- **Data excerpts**
++++++++++++++++++++

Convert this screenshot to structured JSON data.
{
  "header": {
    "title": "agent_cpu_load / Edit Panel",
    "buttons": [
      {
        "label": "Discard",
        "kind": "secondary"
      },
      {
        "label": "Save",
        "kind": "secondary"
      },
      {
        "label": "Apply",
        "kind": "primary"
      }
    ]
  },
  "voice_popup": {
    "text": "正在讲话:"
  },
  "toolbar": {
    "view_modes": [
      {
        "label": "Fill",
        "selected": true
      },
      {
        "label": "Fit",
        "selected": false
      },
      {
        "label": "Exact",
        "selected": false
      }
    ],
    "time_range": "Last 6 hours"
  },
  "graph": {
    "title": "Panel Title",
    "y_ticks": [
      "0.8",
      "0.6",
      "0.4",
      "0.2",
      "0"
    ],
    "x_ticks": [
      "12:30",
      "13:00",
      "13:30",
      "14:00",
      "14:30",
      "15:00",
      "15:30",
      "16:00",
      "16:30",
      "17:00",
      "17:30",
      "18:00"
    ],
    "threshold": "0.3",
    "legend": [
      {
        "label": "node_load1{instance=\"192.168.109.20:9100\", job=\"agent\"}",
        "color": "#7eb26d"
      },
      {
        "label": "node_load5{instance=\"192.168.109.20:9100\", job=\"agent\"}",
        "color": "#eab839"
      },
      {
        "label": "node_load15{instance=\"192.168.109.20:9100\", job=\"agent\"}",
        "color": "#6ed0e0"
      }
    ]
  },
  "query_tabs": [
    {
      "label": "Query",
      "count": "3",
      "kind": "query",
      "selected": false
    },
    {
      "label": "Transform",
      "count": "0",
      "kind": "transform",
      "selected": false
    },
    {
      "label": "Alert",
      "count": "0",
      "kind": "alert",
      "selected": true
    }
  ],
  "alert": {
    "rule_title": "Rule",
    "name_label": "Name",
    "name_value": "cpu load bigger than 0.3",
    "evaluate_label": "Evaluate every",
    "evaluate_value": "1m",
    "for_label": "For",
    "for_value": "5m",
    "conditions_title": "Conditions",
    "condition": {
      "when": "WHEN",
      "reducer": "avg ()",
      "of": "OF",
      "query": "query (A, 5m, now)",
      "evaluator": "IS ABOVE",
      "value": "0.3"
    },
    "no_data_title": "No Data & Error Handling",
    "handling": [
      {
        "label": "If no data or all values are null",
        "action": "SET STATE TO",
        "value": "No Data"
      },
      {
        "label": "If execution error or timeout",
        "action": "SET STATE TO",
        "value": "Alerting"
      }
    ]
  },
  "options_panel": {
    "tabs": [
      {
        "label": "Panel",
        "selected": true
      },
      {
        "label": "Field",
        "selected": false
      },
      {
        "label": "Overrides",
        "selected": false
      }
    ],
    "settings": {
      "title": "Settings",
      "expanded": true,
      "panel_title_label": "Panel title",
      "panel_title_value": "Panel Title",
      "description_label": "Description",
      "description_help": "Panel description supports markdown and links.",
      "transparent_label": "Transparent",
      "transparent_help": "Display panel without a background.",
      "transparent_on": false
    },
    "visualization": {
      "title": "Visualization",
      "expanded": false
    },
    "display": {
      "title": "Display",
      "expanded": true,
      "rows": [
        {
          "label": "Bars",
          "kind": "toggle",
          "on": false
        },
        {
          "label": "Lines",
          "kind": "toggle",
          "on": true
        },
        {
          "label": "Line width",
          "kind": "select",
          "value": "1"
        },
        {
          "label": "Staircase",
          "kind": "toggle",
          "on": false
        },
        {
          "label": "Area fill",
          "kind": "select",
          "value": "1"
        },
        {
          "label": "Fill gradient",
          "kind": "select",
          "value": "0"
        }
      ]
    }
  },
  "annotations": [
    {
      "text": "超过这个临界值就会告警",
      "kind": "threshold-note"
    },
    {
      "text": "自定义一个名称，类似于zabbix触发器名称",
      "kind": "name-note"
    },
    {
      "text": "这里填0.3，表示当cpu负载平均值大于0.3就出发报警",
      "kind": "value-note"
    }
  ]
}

++++++++++++++++++++

- **Your goal**
Copy the data above exactly. Every line must be included.

- **Answer to the task**
Convert this screenshot to structured JSON data.
{
  "header": {
    "title": "agent_cpu_load / Edit Panel",
    "buttons": [
      {
        "label": "Discard",
        "kind": "secondary"
      },
      {
        "label": "Save",
        "kind": "secondary"
      },
      {
        "label": "Apply",
        "kind": "primary"
      }
    ]
  },
  "voice_popup": {
    "text": "正在讲话:"
  },
  "toolbar": {
    "view_modes": [
      {
        "label": "Fill",
        "selected": true
      },
      {
        "label": "Fit",
        "selected": false
      },
      {
        "label": "Exact",
        "selected": false
      }
    ],
    "time_range": "Last 6 hours"
  },
  "graph": {
    "title": "Panel Title",
    "y_ticks": [
      "0.8",
      "0.6",
      "0.4",
      "0.2",
      "0"
    ],
    "x_ticks": [
      "12:30",
      "13:00",
      "13:30",
      "14:00",
      "14:30",
      "15:00",
      "15:30",
      "16:00",
      "16:30",
      "17:00",
      "17:30",
      "18:00"
    ],
    "threshold": "0.3",
    "legend": [
      {
        "label": "node_load1{instance=\"192.168.109.20:9100\", job=\"agent\"}",
        "color": "#7eb26d"
      },
      {
        "label": "node_load5{instance=\"192.168.109.20:9100\", job=\"agent\"}",
        "color": "#eab839"
      },
      {
        "label": "node_load15{instance=\"192.168.109.20:9100\", job=\"agent\"}",
        "color": "#6ed0e0"
      }
    ]
  },
  "query_tabs": [
    {
      "label": "Query",
      "count": "3",
      "kind": "query",
      "selected": false
    },
    {
      "label": "Transform",
      "count": "0",
      "kind": "transform",
      "selected": false
    },
    {
      "label": "Alert",
      "count": "0",
      "kind": "alert",
      "selected": true
    }
  ],
  "alert": {
    "rule_title": "Rule",
    "name_label": "Name",
    "name_value": "cpu load bigger than 0.3",
    "evaluate_label": "Evaluate every",
    "evaluate_value": "1m",
    "for_label": "For",
    "for_value": "5m",
    "conditions_title": "Conditions",
    "condition": {
      "when": "WHEN",
      "reducer": "avg ()",
      "of": "OF",
      "query": "query (A, 5m, now)",
      "evaluator": "IS ABOVE",
      "value": "0.3"
    },
    "no_data_title": "No Data & Error Handling",
    "handling": [
      {
        "label": "If no data or all values are null",
        "action": "SET STATE TO",
        "value": "No Data"
      },
      {
        "label": "If execution error or timeout",
        "action": "SET STATE TO",
        "value": "Alerting"
      }
    ]
  },
  "options_panel": {
    "tabs": [
      {
        "label": "Panel",
        "selected": true
      },
      {
        "label": "Field",
        "selected": false
      },
      {
        "label": "Overrides",
        "selected": false
      }
    ],
    "settings": {
      "title": "Settings",
      "expanded": true,
      "panel_title_label": "Panel title",
      "panel_title_value": "Panel Title",
      "description_label": "Description",
      "description_help": "Panel description supports markdown and links.",
      "transparent_label": "Transparent",
      "transparent_help": "Display panel without a background.",
      "transparent_on": false
    },
    "visualization": {
      "title": "Visualization",
      "expanded": false
    },
    "display": {
      "title": "Display",
      "expanded": true,
      "rows": [
        {
          "label": "Bars",
          "kind": "toggle",
          "on": false
        },
        {
          "label": "Lines",
          "kind": "toggle",
          "on": true
        },
        {
          "label": "Line width",
          "kind": "select",
          "value": "1"
        },
        {
          "label": "Staircase",
          "kind": "toggle",
          "on": false
        },
        {
          "label": "Area fill",
          "kind": "select",
          "value": "1"
        },
        {
          "label": "Fill gradient",
          "kind": "select",
          "value": "0"
        }
      ]
    }
  },
  "annotations": [
    {
      "text": "超过这个临界值就会告警",
      "kind": "threshold-note"
    },
    {
      "text": "自定义一个名称，类似于zabbix触发器名称",
      "kind": "name-note"
    },
    {
      "text": "这里填0.3，表示当cpu负载平均值大于0.3就出发报警",
      "kind": "value-note"
    }
  ]
}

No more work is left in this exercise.